*GIVEN ENTRIES*:
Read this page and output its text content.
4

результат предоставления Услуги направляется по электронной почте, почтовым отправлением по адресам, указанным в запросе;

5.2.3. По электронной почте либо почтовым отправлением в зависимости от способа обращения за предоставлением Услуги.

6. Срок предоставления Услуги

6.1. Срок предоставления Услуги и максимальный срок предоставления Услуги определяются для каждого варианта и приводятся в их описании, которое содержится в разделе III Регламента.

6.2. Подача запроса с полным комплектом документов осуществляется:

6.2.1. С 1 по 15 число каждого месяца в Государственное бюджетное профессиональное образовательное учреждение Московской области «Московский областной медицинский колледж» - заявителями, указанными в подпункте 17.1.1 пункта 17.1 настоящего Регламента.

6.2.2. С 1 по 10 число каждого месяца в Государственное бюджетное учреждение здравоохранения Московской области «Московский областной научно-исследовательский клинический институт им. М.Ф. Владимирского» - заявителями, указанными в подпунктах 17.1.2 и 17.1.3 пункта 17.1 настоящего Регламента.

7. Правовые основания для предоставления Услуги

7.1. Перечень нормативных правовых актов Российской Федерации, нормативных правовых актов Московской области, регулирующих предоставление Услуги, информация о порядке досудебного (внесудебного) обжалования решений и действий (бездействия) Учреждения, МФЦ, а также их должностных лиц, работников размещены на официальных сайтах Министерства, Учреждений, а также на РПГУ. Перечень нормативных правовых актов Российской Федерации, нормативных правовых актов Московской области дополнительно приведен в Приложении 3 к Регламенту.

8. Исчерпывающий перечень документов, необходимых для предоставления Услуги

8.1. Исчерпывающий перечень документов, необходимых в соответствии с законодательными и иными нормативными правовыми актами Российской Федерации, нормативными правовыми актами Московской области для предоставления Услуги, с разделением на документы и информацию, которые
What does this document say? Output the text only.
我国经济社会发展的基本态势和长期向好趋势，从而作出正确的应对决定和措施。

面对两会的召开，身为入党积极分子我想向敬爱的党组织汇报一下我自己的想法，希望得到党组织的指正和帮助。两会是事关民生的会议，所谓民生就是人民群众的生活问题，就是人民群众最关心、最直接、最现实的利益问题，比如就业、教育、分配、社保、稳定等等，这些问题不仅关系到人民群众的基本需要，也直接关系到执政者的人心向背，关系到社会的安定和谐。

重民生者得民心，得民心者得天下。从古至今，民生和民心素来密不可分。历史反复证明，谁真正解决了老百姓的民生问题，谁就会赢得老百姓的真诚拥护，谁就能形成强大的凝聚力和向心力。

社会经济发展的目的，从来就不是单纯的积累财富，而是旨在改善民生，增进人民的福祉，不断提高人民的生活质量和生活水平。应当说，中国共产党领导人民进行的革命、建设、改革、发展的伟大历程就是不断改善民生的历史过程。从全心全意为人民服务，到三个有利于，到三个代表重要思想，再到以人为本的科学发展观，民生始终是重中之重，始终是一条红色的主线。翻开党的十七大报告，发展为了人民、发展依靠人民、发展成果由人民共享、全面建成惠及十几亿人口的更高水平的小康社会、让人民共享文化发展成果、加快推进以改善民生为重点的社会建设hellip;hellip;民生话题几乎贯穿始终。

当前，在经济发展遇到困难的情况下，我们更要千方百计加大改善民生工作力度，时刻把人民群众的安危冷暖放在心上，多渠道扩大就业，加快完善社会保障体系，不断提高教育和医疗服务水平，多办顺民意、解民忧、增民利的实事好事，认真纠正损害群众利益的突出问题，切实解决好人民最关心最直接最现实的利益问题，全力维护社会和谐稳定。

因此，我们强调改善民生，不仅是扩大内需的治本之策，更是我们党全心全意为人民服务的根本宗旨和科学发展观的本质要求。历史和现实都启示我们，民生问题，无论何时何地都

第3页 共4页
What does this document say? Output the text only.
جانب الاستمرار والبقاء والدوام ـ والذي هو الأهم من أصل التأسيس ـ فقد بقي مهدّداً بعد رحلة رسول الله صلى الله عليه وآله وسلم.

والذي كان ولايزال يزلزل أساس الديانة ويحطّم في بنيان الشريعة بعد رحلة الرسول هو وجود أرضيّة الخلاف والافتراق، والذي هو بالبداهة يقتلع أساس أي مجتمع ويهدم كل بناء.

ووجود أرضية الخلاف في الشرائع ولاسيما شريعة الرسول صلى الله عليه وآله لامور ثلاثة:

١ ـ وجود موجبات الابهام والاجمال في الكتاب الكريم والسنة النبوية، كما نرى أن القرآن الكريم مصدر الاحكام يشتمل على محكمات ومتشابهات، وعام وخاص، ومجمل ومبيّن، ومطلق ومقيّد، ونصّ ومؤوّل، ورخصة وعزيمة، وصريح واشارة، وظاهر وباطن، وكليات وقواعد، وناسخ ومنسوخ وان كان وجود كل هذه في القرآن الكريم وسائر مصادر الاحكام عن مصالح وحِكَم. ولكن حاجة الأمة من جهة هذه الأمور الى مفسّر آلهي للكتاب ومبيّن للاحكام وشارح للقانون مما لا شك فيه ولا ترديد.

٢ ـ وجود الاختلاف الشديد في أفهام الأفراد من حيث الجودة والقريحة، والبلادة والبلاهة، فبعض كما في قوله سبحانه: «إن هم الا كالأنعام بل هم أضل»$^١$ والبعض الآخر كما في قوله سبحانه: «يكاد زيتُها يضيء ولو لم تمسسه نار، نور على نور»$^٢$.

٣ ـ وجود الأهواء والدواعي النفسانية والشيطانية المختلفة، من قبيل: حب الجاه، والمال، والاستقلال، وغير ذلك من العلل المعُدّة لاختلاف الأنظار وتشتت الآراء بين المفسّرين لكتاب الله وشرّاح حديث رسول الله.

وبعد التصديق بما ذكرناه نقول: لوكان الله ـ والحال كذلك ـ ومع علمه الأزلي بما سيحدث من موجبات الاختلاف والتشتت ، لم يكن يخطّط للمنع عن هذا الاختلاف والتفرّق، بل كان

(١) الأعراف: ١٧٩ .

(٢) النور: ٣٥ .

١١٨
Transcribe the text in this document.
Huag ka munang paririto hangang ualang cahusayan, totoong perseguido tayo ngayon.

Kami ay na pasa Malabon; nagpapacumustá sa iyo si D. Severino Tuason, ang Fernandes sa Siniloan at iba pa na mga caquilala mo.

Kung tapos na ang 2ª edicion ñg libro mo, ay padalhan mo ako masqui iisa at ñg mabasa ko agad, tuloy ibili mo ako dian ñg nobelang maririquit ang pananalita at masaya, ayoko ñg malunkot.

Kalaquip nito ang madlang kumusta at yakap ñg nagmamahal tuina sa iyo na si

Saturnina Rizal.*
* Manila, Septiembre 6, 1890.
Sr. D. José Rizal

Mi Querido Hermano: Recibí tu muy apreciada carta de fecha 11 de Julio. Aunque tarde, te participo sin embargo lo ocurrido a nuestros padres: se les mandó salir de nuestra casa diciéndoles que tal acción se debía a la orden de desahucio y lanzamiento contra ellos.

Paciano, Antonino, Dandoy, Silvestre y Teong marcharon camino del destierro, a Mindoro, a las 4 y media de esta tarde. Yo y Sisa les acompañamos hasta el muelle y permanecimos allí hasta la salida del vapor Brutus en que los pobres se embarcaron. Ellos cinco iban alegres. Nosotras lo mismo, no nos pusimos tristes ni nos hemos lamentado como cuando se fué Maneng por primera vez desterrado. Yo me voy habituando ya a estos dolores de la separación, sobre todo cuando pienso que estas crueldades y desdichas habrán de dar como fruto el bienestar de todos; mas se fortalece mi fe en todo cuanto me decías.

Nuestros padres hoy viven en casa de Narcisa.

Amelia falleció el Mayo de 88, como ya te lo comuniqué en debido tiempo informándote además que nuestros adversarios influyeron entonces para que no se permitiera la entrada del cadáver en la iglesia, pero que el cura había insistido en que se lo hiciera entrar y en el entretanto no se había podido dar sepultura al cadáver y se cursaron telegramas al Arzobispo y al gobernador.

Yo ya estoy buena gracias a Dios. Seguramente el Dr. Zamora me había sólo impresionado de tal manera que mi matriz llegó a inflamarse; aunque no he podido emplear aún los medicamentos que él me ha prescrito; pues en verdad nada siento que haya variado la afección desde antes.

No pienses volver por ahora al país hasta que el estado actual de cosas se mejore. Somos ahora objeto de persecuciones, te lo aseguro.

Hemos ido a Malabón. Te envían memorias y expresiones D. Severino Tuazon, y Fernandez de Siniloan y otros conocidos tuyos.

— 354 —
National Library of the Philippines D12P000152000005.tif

*WORK INSTRUCTIONS*:
Return every line above that contains the word "заявителями".

*EXERCISE RESULT*:
6.2.1. С 1 по 15 число каждого месяца в Государственное бюджетное профессиональное образовательное учреждение Московской области «Московский областной медицинский колледж» - заявителями, указанными в подпункте 17.1.1 пункта 17.1 настоящего Регламента.
6.2.2. С 1 по 10 число каждого месяца в Государственное бюджетное учреждение здравоохранения Московской области «Московский областной научно-исследовательский клинический институт им. М.Ф. Владимирского» - заявителями, указанными в подпунктах 17.1.2 и 17.1.3 пункта 17.1 настоящего Регламента.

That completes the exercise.